[Dataset rows]

================

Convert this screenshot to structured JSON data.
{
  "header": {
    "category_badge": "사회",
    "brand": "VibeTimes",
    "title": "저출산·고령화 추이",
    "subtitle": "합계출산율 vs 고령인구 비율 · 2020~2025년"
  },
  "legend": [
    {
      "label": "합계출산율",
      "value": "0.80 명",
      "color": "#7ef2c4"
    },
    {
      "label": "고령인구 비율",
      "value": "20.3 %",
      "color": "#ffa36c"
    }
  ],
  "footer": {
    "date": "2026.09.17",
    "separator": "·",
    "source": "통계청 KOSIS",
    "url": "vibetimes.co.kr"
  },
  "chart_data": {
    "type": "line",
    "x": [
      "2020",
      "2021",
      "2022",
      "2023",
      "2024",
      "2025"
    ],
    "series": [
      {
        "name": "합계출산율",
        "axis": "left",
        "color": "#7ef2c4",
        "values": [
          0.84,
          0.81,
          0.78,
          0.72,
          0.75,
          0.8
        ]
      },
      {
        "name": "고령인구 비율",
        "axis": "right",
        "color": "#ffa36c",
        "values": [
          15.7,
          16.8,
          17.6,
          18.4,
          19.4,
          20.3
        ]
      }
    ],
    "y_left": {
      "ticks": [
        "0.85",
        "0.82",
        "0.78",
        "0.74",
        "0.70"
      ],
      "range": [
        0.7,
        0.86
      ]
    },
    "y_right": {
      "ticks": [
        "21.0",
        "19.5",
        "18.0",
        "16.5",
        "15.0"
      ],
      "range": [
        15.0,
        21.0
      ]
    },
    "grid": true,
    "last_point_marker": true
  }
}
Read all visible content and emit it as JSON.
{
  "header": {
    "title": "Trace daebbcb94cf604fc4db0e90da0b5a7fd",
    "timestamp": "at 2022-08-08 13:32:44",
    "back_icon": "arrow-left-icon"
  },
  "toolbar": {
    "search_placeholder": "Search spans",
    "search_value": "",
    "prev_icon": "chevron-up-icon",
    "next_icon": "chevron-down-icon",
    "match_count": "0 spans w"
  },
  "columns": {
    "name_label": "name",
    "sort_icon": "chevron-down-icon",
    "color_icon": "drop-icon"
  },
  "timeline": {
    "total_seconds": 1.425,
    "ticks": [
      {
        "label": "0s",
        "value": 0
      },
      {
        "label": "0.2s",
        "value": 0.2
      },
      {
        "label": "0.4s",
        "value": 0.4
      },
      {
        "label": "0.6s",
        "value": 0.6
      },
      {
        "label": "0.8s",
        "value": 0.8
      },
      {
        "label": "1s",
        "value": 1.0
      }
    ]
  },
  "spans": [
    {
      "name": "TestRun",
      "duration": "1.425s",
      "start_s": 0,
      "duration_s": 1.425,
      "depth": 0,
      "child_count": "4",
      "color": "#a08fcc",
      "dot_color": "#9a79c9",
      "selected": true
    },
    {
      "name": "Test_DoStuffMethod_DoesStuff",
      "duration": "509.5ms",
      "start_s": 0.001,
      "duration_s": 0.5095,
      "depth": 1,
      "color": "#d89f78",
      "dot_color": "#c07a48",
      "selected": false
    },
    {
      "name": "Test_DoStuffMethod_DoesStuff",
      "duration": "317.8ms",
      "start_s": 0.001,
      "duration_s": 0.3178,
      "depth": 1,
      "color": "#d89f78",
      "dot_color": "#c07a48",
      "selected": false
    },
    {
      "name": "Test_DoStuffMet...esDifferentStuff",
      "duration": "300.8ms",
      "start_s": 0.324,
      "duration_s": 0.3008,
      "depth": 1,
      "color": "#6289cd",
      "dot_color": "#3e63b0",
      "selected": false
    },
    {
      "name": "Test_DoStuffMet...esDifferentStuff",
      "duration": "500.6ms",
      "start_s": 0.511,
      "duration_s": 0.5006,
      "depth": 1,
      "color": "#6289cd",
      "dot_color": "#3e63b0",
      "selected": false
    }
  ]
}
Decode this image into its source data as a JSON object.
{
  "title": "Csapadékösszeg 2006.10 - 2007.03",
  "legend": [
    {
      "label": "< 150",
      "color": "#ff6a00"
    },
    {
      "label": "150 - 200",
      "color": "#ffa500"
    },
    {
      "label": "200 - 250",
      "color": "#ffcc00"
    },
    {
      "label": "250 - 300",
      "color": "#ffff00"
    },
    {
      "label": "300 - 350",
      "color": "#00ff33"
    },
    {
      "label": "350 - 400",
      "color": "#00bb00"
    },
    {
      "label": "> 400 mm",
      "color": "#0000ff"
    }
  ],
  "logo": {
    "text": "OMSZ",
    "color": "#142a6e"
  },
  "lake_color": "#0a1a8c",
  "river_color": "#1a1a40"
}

================

### GOAL OF THE EXERCISE
Restate every entry word for word.

### SOLVED EXERCISE
Convert this screenshot to structured JSON data.
{
  "header": {
    "category_badge": "사회",
    "brand": "VibeTimes",
    "title": "저출산·고령화 추이",
    "subtitle": "합계출산율 vs 고령인구 비율 · 2020~2025년"
  },
  "legend": [
    {
      "label": "합계출산율",
      "value": "0.80 명",
      "color": "#7ef2c4"
    },
    {
      "label": "고령인구 비율",
      "value": "20.3 %",
      "color": "#ffa36c"
    }
  ],
  "footer": {
    "date": "2026.09.17",
    "separator": "·",
    "source": "통계청 KOSIS",
    "url": "vibetimes.co.kr"
  },
  "chart_data": {
    "type": "line",
    "x": [
      "2020",
      "2021",
      "2022",
      "2023",
      "2024",
      "2025"
    ],
    "series": [
      {
        "name": "합계출산율",
        "axis": "left",
        "color": "#7ef2c4",
        "values": [
          0.84,
          0.81,
          0.78,
          0.72,
          0.75,
          0.8
        ]
      },
      {
        "name": "고령인구 비율",
        "axis": "right",
        "color": "#ffa36c",
        "values": [
          15.7,
          16.8,
          17.6,
          18.4,
          19.4,
          20.3
        ]
      }
    ],
    "y_left": {
      "ticks": [
        "0.85",
        "0.82",
        "0.78",
        "0.74",
        "0.70"
      ],
      "range": [
        0.7,
        0.86
      ]
    },
    "y_right": {
      "ticks": [
        "21.0",
        "19.5",
        "18.0",
        "16.5",
        "15.0"
      ],
      "range": [
        15.0,
        21.0
      ]
    },
    "grid": true,
    "last_point_marker": true
  }
}
Read all visible content and emit it as JSON.
{
  "header": {
    "title": "Trace daebbcb94cf604fc4db0e90da0b5a7fd",
    "timestamp": "at 2022-08-08 13:32:44",
    "back_icon": "arrow-left-icon"
  },
  "toolbar": {
    "search_placeholder": "Search spans",
    "search_value": "",
    "prev_icon": "chevron-up-icon",
    "next_icon": "chevron-down-icon",
    "match_count": "0 spans w"
  },
  "columns": {
    "name_label": "name",
    "sort_icon": "chevron-down-icon",
    "color_icon": "drop-icon"
  },
  "timeline": {
    "total_seconds": 1.425,
    "ticks": [
      {
        "label": "0s",
        "value": 0
      },
      {
        "label": "0.2s",
        "value": 0.2
      },
      {
        "label": "0.4s",
        "value": 0.4
      },
      {
        "label": "0.6s",
        "value": 0.6
      },
      {
        "label": "0.8s",
        "value": 0.8
      },
      {
        "label": "1s",
        "value": 1.0
      }
    ]
  },
  "spans": [
    {
      "name": "TestRun",
      "duration": "1.425s",
      "start_s": 0,
      "duration_s": 1.425,
      "depth": 0,
      "child_count": "4",
      "color": "#a08fcc",
      "dot_color": "#9a79c9",
      "selected": true
    },
    {
      "name": "Test_DoStuffMethod_DoesStuff",
      "duration": "509.5ms",
      "start_s": 0.001,
      "duration_s": 0.5095,
      "depth": 1,
      "color": "#d89f78",
      "dot_color": "#c07a48",
      "selected": false
    },
    {
      "name": "Test_DoStuffMethod_DoesStuff",
      "duration": "317.8ms",
      "start_s": 0.001,
      "duration_s": 0.3178,
      "depth": 1,
      "color": "#d89f78",
      "dot_color": "#c07a48",
      "selected": false
    },
    {
      "name": "Test_DoStuffMet...esDifferentStuff",
      "duration": "300.8ms",
      "start_s": 0.324,
      "duration_s": 0.3008,
      "depth": 1,
      "color": "#6289cd",
      "dot_color": "#3e63b0",
      "selected": false
    },
    {
      "name": "Test_DoStuffMet...esDifferentStuff",
      "duration": "500.6ms",
      "start_s": 0.511,
      "duration_s": 0.5006,
      "depth": 1,
      "color": "#6289cd",
      "dot_color": "#3e63b0",
      "selected": false
    }
  ]
}
Decode this image into its source data as a JSON object.
{
  "title": "Csapadékösszeg 2006.10 - 2007.03",
  "legend": [
    {
      "label": "< 150",
      "color": "#ff6a00"
    },
    {
      "label": "150 - 200",
      "color": "#ffa500"
    },
    {
      "label": "200 - 250",
      "color": "#ffcc00"
    },
    {
      "label": "250 - 300",
      "color": "#ffff00"
    },
    {
      "label": "300 - 350",
      "color": "#00ff33"
    },
    {
      "label": "350 - 400",
      "color": "#00bb00"
    },
    {
      "label": "> 400 mm",
      "color": "#0000ff"
    }
  ],
  "logo": {
    "text": "OMSZ",
    "color": "#142a6e"
  },
  "lake_color": "#0a1a8c",
  "river_color": "#1a1a40"
}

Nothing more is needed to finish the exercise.